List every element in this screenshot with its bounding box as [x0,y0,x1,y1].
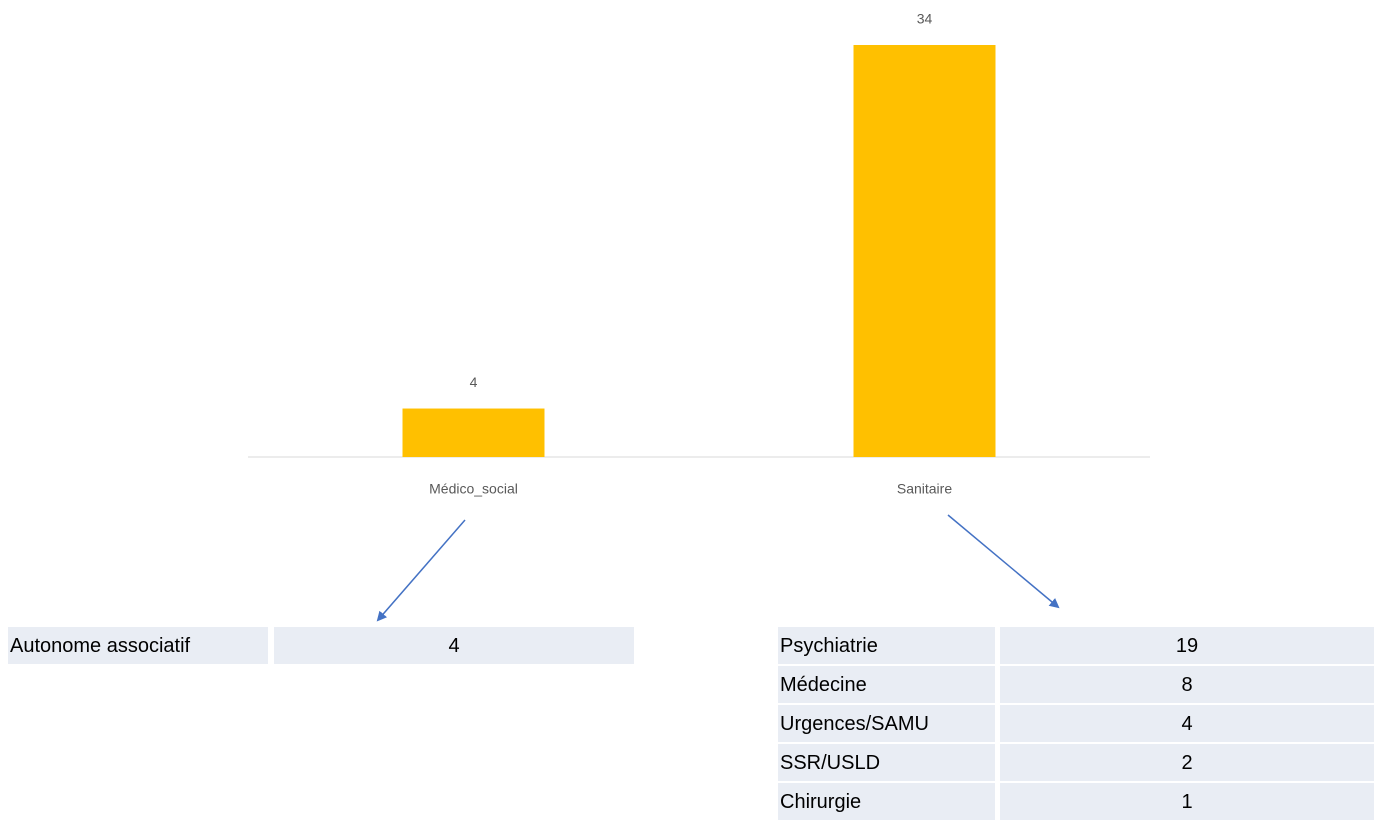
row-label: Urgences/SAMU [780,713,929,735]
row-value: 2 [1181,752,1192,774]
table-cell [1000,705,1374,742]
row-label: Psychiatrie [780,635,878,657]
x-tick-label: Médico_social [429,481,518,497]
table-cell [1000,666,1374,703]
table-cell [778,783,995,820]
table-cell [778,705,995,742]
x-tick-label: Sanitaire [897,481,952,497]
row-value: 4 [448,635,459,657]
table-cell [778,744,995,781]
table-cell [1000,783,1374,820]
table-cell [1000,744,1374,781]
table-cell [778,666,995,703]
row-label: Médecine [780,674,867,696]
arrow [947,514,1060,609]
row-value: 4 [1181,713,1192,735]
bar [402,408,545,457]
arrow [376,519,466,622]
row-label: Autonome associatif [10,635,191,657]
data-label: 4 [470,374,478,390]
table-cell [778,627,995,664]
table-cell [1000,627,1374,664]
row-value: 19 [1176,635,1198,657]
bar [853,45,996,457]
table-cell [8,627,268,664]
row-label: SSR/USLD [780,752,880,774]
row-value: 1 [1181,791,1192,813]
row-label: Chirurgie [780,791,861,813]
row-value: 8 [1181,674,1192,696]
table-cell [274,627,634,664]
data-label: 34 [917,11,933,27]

:::::

▶ _What the task asks_
Rewrite all of the data above with every "row-value" changed to "entry-value" and nothing else altered. Omit the picture.

▶ _Result of this exercise_
List every element in this screenshot with its bounding box as [x0,y0,x1,y1].
row-label: Urgences/SAMU [780,713,929,735]
entry-value: 2 [1181,752,1192,774]
table-cell [1000,705,1374,742]
row-label: Psychiatrie [780,635,878,657]
x-tick-label: Médico_social [429,481,518,497]
table-cell [1000,666,1374,703]
table-cell [778,783,995,820]
table-cell [778,705,995,742]
x-tick-label: Sanitaire [897,481,952,497]
entry-value: 4 [448,635,459,657]
table-cell [778,744,995,781]
table-cell [1000,783,1374,820]
table-cell [1000,744,1374,781]
table-cell [778,666,995,703]
row-label: Médecine [780,674,867,696]
arrow [947,514,1060,609]
entry-value: 4 [1181,713,1192,735]
bar [402,408,545,457]
arrow [376,519,466,622]
row-label: Autonome associatif [10,635,191,657]
data-label: 4 [470,374,478,390]
table-cell [778,627,995,664]
table-cell [1000,627,1374,664]
entry-value: 19 [1176,635,1198,657]
bar [853,45,996,457]
table-cell [8,627,268,664]
row-label: SSR/USLD [780,752,880,774]
entry-value: 1 [1181,791,1192,813]
row-label: Chirurgie [780,791,861,813]
entry-value: 8 [1181,674,1192,696]
table-cell [274,627,634,664]
data-label: 34 [917,11,933,27]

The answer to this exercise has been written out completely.